AVAILABLE RECORDS >>
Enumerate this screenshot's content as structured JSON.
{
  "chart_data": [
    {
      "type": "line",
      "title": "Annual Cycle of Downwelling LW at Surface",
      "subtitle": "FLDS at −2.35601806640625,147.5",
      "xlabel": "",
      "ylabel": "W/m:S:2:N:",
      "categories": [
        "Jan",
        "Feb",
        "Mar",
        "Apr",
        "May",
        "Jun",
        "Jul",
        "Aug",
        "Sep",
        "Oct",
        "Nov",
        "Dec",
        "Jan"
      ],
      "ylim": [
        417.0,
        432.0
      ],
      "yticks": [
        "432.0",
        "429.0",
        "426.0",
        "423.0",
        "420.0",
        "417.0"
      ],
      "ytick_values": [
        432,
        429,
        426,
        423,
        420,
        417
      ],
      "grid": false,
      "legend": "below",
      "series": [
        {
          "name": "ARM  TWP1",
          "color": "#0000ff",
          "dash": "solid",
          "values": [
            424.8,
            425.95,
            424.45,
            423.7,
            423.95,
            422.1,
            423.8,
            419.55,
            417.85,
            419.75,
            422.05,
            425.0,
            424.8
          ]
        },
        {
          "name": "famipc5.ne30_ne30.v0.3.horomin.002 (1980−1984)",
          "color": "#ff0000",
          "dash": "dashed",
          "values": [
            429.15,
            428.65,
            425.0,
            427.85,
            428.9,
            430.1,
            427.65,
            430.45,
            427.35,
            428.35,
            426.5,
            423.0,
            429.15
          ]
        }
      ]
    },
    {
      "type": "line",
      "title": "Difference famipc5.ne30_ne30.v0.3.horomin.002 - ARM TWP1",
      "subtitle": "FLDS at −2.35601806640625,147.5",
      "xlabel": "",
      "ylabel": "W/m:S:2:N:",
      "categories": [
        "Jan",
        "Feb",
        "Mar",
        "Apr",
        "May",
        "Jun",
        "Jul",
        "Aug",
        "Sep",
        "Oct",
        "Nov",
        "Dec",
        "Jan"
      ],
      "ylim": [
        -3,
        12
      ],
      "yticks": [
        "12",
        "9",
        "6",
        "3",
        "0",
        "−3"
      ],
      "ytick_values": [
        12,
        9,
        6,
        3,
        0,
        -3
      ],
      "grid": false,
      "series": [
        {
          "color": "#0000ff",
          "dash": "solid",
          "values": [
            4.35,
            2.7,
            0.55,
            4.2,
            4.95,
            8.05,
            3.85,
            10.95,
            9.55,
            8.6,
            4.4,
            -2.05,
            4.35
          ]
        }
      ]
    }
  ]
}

THE TASK >> The entries above must be returned exactly.

ANSWER TO THE TASK >>
Enumerate this screenshot's content as structured JSON.
{
  "chart_data": [
    {
      "type": "line",
      "title": "Annual Cycle of Downwelling LW at Surface",
      "subtitle": "FLDS at −2.35601806640625,147.5",
      "xlabel": "",
      "ylabel": "W/m:S:2:N:",
      "categories": [
        "Jan",
        "Feb",
        "Mar",
        "Apr",
        "May",
        "Jun",
        "Jul",
        "Aug",
        "Sep",
        "Oct",
        "Nov",
        "Dec",
        "Jan"
      ],
      "ylim": [
        417.0,
        432.0
      ],
      "yticks": [
        "432.0",
        "429.0",
        "426.0",
        "423.0",
        "420.0",
        "417.0"
      ],
      "ytick_values": [
        432,
        429,
        426,
        423,
        420,
        417
      ],
      "grid": false,
      "legend": "below",
      "series": [
        {
          "name": "ARM  TWP1",
          "color": "#0000ff",
          "dash": "solid",
          "values": [
            424.8,
            425.95,
            424.45,
            423.7,
            423.95,
            422.1,
            423.8,
            419.55,
            417.85,
            419.75,
            422.05,
            425.0,
            424.8
          ]
        },
        {
          "name": "famipc5.ne30_ne30.v0.3.horomin.002 (1980−1984)",
          "color": "#ff0000",
          "dash": "dashed",
          "values": [
            429.15,
            428.65,
            425.0,
            427.85,
            428.9,
            430.1,
            427.65,
            430.45,
            427.35,
            428.35,
            426.5,
            423.0,
            429.15
          ]
        }
      ]
    },
    {
      "type": "line",
      "title": "Difference famipc5.ne30_ne30.v0.3.horomin.002 - ARM TWP1",
      "subtitle": "FLDS at −2.35601806640625,147.5",
      "xlabel": "",
      "ylabel": "W/m:S:2:N:",
      "categories": [
        "Jan",
        "Feb",
        "Mar",
        "Apr",
        "May",
        "Jun",
        "Jul",
        "Aug",
        "Sep",
        "Oct",
        "Nov",
        "Dec",
        "Jan"
      ],
      "ylim": [
        -3,
        12
      ],
      "yticks": [
        "12",
        "9",
        "6",
        "3",
        "0",
        "−3"
      ],
      "ytick_values": [
        12,
        9,
        6,
        3,
        0,
        -3
      ],
      "grid": false,
      "series": [
        {
          "color": "#0000ff",
          "dash": "solid",
          "values": [
            4.35,
            2.7,
            0.55,
            4.2,
            4.95,
            8.05,
            3.85,
            10.95,
            9.55,
            8.6,
            4.4,
            -2.05,
            4.35
          ]
        }
      ]
    }
  ]
}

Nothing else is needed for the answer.